**EXERCISE DESCRIPTION:** Reproduce every record exactly as it appears, but not the pictures.

**TASK DATA:**
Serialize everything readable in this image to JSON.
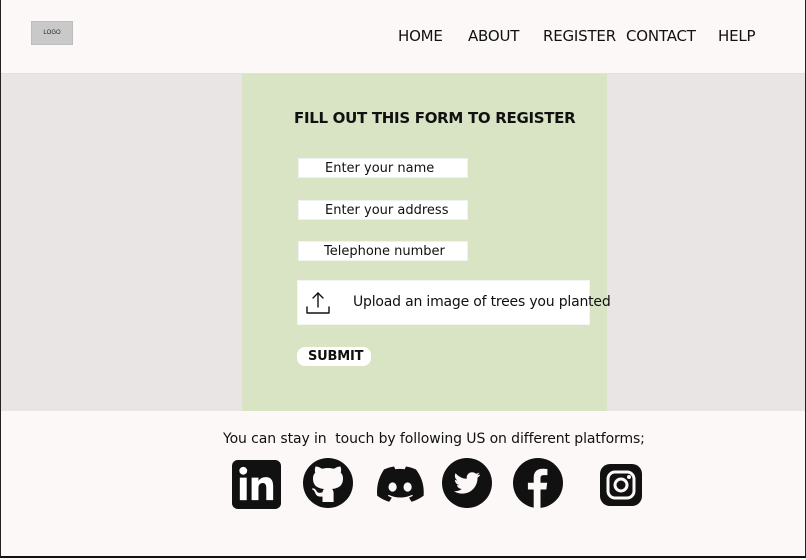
{
  "header": {
    "logo_text": "LOGO",
    "nav": {
      "home": "HOME",
      "about": "ABOUT",
      "register": "REGISTER",
      "contact": "CONTACT",
      "help": "HELP"
    }
  },
  "form": {
    "title": "FILL OUT THIS FORM TO REGISTER",
    "name_placeholder": "Enter your name",
    "address_placeholder": "Enter your address",
    "phone_placeholder": "Telephone number",
    "upload_label": "Upload an image of trees you planted",
    "submit_label": "SUBMIT"
  },
  "footer": {
    "text": "You can stay in  touch by following US on different platforms;",
    "socials": [
      "linkedin-icon",
      "github-icon",
      "discord-icon",
      "twitter-icon",
      "facebook-icon",
      "instagram-icon"
    ]
  },
  "colors": {
    "page_bg": "#fcf8f7",
    "band_bg": "#e8e5e4",
    "form_bg": "#d9e4c5",
    "logo_bg": "#c9c9c9"
  }
}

**EXERCISE SOLUTION:**
Serialize everything readable in this image to JSON.
{
  "header": {
    "logo_text": "LOGO",
    "nav": {
      "home": "HOME",
      "about": "ABOUT",
      "register": "REGISTER",
      "contact": "CONTACT",
      "help": "HELP"
    }
  },
  "form": {
    "title": "FILL OUT THIS FORM TO REGISTER",
    "name_placeholder": "Enter your name",
    "address_placeholder": "Enter your address",
    "phone_placeholder": "Telephone number",
    "upload_label": "Upload an image of trees you planted",
    "submit_label": "SUBMIT"
  },
  "footer": {
    "text": "You can stay in  touch by following US on different platforms;",
    "socials": [
      "linkedin-icon",
      "github-icon",
      "discord-icon",
      "twitter-icon",
      "facebook-icon",
      "instagram-icon"
    ]
  },
  "colors": {
    "page_bg": "#fcf8f7",
    "band_bg": "#e8e5e4",
    "form_bg": "#d9e4c5",
    "logo_bg": "#c9c9c9"
  }
}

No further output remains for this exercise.